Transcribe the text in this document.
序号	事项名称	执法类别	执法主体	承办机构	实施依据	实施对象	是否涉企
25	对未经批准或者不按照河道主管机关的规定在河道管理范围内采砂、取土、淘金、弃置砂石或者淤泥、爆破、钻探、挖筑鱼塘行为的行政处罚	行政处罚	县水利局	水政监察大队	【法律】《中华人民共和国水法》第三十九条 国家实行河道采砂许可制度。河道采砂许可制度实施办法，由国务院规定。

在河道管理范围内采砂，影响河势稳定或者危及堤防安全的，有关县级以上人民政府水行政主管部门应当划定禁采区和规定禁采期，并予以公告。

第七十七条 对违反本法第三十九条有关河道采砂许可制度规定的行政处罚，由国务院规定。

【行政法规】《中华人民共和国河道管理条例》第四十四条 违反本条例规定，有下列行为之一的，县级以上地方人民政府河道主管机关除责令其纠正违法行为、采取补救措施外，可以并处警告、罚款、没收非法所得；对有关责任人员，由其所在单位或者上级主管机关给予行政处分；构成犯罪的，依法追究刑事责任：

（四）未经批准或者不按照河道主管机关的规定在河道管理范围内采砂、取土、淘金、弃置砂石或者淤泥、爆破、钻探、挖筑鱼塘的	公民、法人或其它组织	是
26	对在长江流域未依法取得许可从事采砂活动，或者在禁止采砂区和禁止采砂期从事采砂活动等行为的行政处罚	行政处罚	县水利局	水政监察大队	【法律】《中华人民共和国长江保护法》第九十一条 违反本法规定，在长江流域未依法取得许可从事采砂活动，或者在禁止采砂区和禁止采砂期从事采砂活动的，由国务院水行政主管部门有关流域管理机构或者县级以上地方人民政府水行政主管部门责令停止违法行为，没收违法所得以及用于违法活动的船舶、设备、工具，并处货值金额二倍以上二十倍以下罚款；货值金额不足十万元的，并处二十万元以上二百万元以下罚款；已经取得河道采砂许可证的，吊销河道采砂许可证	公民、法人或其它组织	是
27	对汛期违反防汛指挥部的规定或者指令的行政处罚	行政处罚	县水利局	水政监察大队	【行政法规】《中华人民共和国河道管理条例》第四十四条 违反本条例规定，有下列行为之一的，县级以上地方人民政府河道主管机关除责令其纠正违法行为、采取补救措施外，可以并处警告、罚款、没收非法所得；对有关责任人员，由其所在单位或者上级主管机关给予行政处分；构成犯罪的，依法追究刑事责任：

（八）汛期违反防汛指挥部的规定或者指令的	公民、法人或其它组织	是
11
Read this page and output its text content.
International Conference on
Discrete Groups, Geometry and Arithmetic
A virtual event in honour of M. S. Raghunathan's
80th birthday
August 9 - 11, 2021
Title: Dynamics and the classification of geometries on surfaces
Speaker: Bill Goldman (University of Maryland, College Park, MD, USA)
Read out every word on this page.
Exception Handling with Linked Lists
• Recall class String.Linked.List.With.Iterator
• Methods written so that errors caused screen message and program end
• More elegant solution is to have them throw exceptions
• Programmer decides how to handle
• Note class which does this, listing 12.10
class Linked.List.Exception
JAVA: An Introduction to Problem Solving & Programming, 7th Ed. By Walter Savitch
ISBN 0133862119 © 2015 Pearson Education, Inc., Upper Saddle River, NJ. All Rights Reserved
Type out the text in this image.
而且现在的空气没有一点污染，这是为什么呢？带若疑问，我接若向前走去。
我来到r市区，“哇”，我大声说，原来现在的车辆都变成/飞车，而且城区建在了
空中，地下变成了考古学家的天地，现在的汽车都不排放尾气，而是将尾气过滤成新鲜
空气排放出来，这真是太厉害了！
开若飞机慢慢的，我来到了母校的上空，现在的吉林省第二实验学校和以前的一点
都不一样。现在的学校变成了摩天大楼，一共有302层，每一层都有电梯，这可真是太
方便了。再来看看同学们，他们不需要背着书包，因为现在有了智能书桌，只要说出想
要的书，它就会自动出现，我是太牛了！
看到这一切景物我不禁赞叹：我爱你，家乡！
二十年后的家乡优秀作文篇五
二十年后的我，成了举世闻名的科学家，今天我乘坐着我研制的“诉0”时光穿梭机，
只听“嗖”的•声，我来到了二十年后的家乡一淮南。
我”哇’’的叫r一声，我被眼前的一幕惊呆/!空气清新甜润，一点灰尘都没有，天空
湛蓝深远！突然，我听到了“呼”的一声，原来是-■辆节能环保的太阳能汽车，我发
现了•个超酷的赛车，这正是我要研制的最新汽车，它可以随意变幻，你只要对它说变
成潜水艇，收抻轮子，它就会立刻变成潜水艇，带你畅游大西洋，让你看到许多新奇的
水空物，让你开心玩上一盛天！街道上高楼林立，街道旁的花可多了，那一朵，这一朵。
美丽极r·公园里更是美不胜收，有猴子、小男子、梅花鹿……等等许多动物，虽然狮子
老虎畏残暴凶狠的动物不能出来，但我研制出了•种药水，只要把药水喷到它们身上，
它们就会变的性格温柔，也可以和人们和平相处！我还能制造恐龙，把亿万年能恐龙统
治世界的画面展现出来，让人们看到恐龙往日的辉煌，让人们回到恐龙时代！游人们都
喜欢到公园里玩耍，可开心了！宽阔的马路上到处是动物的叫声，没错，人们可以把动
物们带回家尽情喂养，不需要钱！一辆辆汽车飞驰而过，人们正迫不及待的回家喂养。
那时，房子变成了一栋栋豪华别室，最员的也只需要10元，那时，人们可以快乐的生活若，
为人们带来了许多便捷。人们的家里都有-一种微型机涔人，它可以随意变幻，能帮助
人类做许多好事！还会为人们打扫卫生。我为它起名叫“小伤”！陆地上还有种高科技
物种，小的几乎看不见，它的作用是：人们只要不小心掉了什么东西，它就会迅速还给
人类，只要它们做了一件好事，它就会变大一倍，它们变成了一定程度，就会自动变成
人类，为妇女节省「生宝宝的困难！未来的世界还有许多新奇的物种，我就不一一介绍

◆ **Exercise objective**: Extract the data in full. Keep it word for word.

◆ **Answer in full**:
Transcribe the text in this document.
序号	事项名称	执法类别	执法主体	承办机构	实施依据	实施对象	是否涉企
25	对未经批准或者不按照河道主管机关的规定在河道管理范围内采砂、取土、淘金、弃置砂石或者淤泥、爆破、钻探、挖筑鱼塘行为的行政处罚	行政处罚	县水利局	水政监察大队	【法律】《中华人民共和国水法》第三十九条 国家实行河道采砂许可制度。河道采砂许可制度实施办法，由国务院规定。

在河道管理范围内采砂，影响河势稳定或者危及堤防安全的，有关县级以上人民政府水行政主管部门应当划定禁采区和规定禁采期，并予以公告。

第七十七条 对违反本法第三十九条有关河道采砂许可制度规定的行政处罚，由国务院规定。

【行政法规】《中华人民共和国河道管理条例》第四十四条 违反本条例规定，有下列行为之一的，县级以上地方人民政府河道主管机关除责令其纠正违法行为、采取补救措施外，可以并处警告、罚款、没收非法所得；对有关责任人员，由其所在单位或者上级主管机关给予行政处分；构成犯罪的，依法追究刑事责任：

（四）未经批准或者不按照河道主管机关的规定在河道管理范围内采砂、取土、淘金、弃置砂石或者淤泥、爆破、钻探、挖筑鱼塘的	公民、法人或其它组织	是
26	对在长江流域未依法取得许可从事采砂活动，或者在禁止采砂区和禁止采砂期从事采砂活动等行为的行政处罚	行政处罚	县水利局	水政监察大队	【法律】《中华人民共和国长江保护法》第九十一条 违反本法规定，在长江流域未依法取得许可从事采砂活动，或者在禁止采砂区和禁止采砂期从事采砂活动的，由国务院水行政主管部门有关流域管理机构或者县级以上地方人民政府水行政主管部门责令停止违法行为，没收违法所得以及用于违法活动的船舶、设备、工具，并处货值金额二倍以上二十倍以下罚款；货值金额不足十万元的，并处二十万元以上二百万元以下罚款；已经取得河道采砂许可证的，吊销河道采砂许可证	公民、法人或其它组织	是
27	对汛期违反防汛指挥部的规定或者指令的行政处罚	行政处罚	县水利局	水政监察大队	【行政法规】《中华人民共和国河道管理条例》第四十四条 违反本条例规定，有下列行为之一的，县级以上地方人民政府河道主管机关除责令其纠正违法行为、采取补救措施外，可以并处警告、罚款、没收非法所得；对有关责任人员，由其所在单位或者上级主管机关给予行政处分；构成犯罪的，依法追究刑事责任：

（八）汛期违反防汛指挥部的规定或者指令的	公民、法人或其它组织	是
11
Read this page and output its text content.
International Conference on
Discrete Groups, Geometry and Arithmetic
A virtual event in honour of M. S. Raghunathan's
80th birthday
August 9 - 11, 2021
Title: Dynamics and the classification of geometries on surfaces
Speaker: Bill Goldman (University of Maryland, College Park, MD, USA)
Read out every word on this page.
Exception Handling with Linked Lists
• Recall class String.Linked.List.With.Iterator
• Methods written so that errors caused screen message and program end
• More elegant solution is to have them throw exceptions
• Programmer decides how to handle
• Note class which does this, listing 12.10
class Linked.List.Exception
JAVA: An Introduction to Problem Solving & Programming, 7th Ed. By Walter Savitch
ISBN 0133862119 © 2015 Pearson Education, Inc., Upper Saddle River, NJ. All Rights Reserved
Type out the text in this image.
而且现在的空气没有一点污染，这是为什么呢？带若疑问，我接若向前走去。
我来到r市区，“哇”，我大声说，原来现在的车辆都变成/飞车，而且城区建在了
空中，地下变成了考古学家的天地，现在的汽车都不排放尾气，而是将尾气过滤成新鲜
空气排放出来，这真是太厉害了！
开若飞机慢慢的，我来到了母校的上空，现在的吉林省第二实验学校和以前的一点
都不一样。现在的学校变成了摩天大楼，一共有302层，每一层都有电梯，这可真是太
方便了。再来看看同学们，他们不需要背着书包，因为现在有了智能书桌，只要说出想
要的书，它就会自动出现，我是太牛了！
看到这一切景物我不禁赞叹：我爱你，家乡！
二十年后的家乡优秀作文篇五
二十年后的我，成了举世闻名的科学家，今天我乘坐着我研制的“诉0”时光穿梭机，
只听“嗖”的•声，我来到了二十年后的家乡一淮南。
我”哇’’的叫r一声，我被眼前的一幕惊呆/!空气清新甜润，一点灰尘都没有，天空
湛蓝深远！突然，我听到了“呼”的一声，原来是-■辆节能环保的太阳能汽车，我发
现了•个超酷的赛车，这正是我要研制的最新汽车，它可以随意变幻，你只要对它说变
成潜水艇，收抻轮子，它就会立刻变成潜水艇，带你畅游大西洋，让你看到许多新奇的
水空物，让你开心玩上一盛天！街道上高楼林立，街道旁的花可多了，那一朵，这一朵。
美丽极r·公园里更是美不胜收，有猴子、小男子、梅花鹿……等等许多动物，虽然狮子
老虎畏残暴凶狠的动物不能出来，但我研制出了•种药水，只要把药水喷到它们身上，
它们就会变的性格温柔，也可以和人们和平相处！我还能制造恐龙，把亿万年能恐龙统
治世界的画面展现出来，让人们看到恐龙往日的辉煌，让人们回到恐龙时代！游人们都
喜欢到公园里玩耍，可开心了！宽阔的马路上到处是动物的叫声，没错，人们可以把动
物们带回家尽情喂养，不需要钱！一辆辆汽车飞驰而过，人们正迫不及待的回家喂养。
那时，房子变成了一栋栋豪华别室，最员的也只需要10元，那时，人们可以快乐的生活若，
为人们带来了许多便捷。人们的家里都有-一种微型机涔人，它可以随意变幻，能帮助
人类做许多好事！还会为人们打扫卫生。我为它起名叫“小伤”！陆地上还有种高科技
物种，小的几乎看不见，它的作用是：人们只要不小心掉了什么东西，它就会迅速还给
人类，只要它们做了一件好事，它就会变大一倍，它们变成了一定程度，就会自动变成
人类，为妇女节省「生宝宝的困难！未来的世界还有许多新奇的物种，我就不一一介绍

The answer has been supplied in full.